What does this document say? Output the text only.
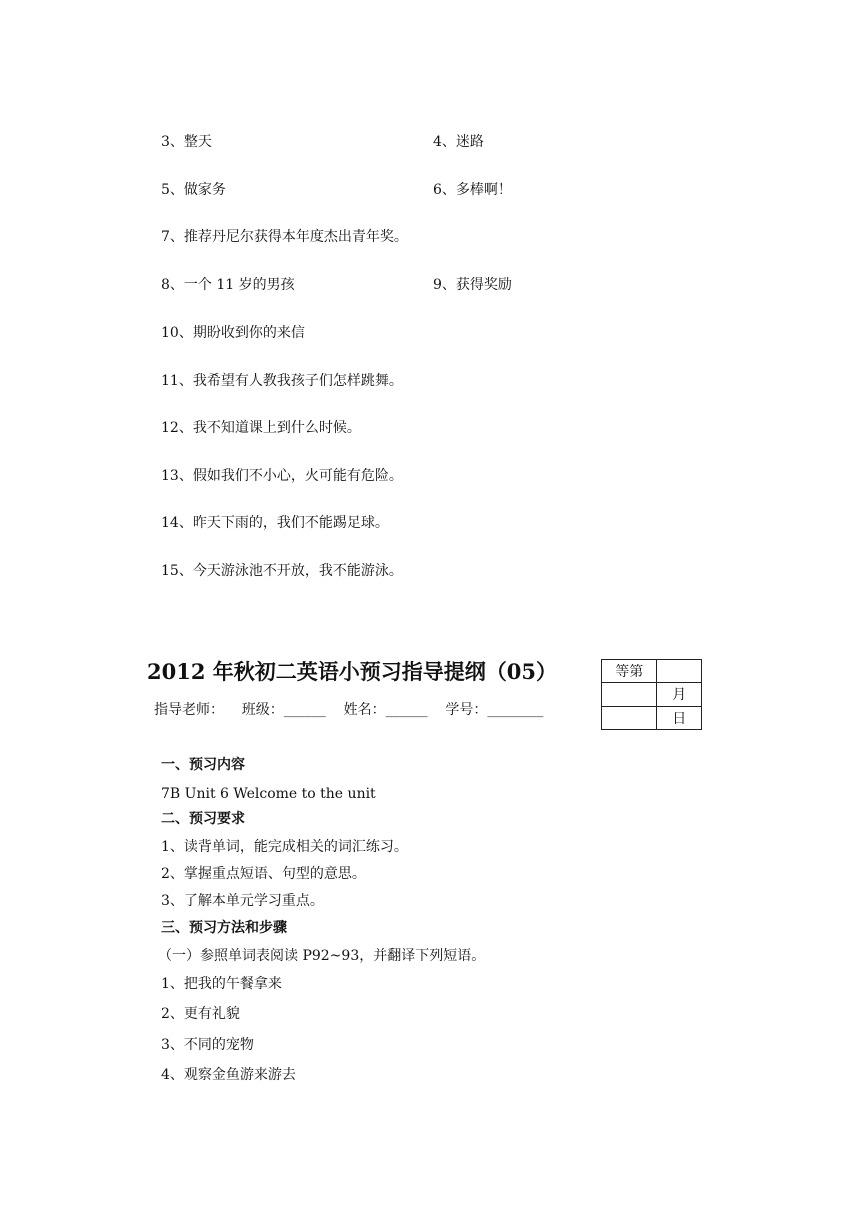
3、整天	4、迷路
5、做家务	6、多棒啊！
7、推荐丹尼尔获得本年度杰出青年奖。
8、一个 11 岁的男孩	9、获得奖励
10、期盼收到你的来信
11、我希望有人教我孩子们怎样跳舞。
12、我不知道课上到什么时候。
13、假如我们不小心，火可能有危险。
14、昨天下雨的，我们不能踢足球。
15、今天游泳池不开放，我不能游泳。
2012 年秋初二英语小预习指导提纲（05）
指导老师：    班级：______    姓名：______    学号：________
等第	
	月
	日
一、预习内容
7B Unit 6 Welcome to the unit
二、预习要求
1、读背单词，能完成相关的词汇练习。
2、掌握重点短语、句型的意思。
3、了解本单元学习重点。
三、预习方法和步骤
（一）参照单词表阅读 P92~93，并翻译下列短语。
1、把我的午餐拿来
2、更有礼貌
3、不同的宠物
4、观察金鱼游来游去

[Set task] All of the entries need to be transcribed word for word; pictures are left out.

[Output of the exercise]
What does this document say? Output the text only.
3、整天	4、迷路
5、做家务	6、多棒啊！
7、推荐丹尼尔获得本年度杰出青年奖。
8、一个 11 岁的男孩	9、获得奖励
10、期盼收到你的来信
11、我希望有人教我孩子们怎样跳舞。
12、我不知道课上到什么时候。
13、假如我们不小心，火可能有危险。
14、昨天下雨的，我们不能踢足球。
15、今天游泳池不开放，我不能游泳。
2012 年秋初二英语小预习指导提纲（05）
指导老师：    班级：______    姓名：______    学号：________
等第	
	月
	日
一、预习内容
7B Unit 6 Welcome to the unit
二、预习要求
1、读背单词，能完成相关的词汇练习。
2、掌握重点短语、句型的意思。
3、了解本单元学习重点。
三、预习方法和步骤
（一）参照单词表阅读 P92~93，并翻译下列短语。
1、把我的午餐拿来
2、更有礼貌
3、不同的宠物
4、观察金鱼游来游去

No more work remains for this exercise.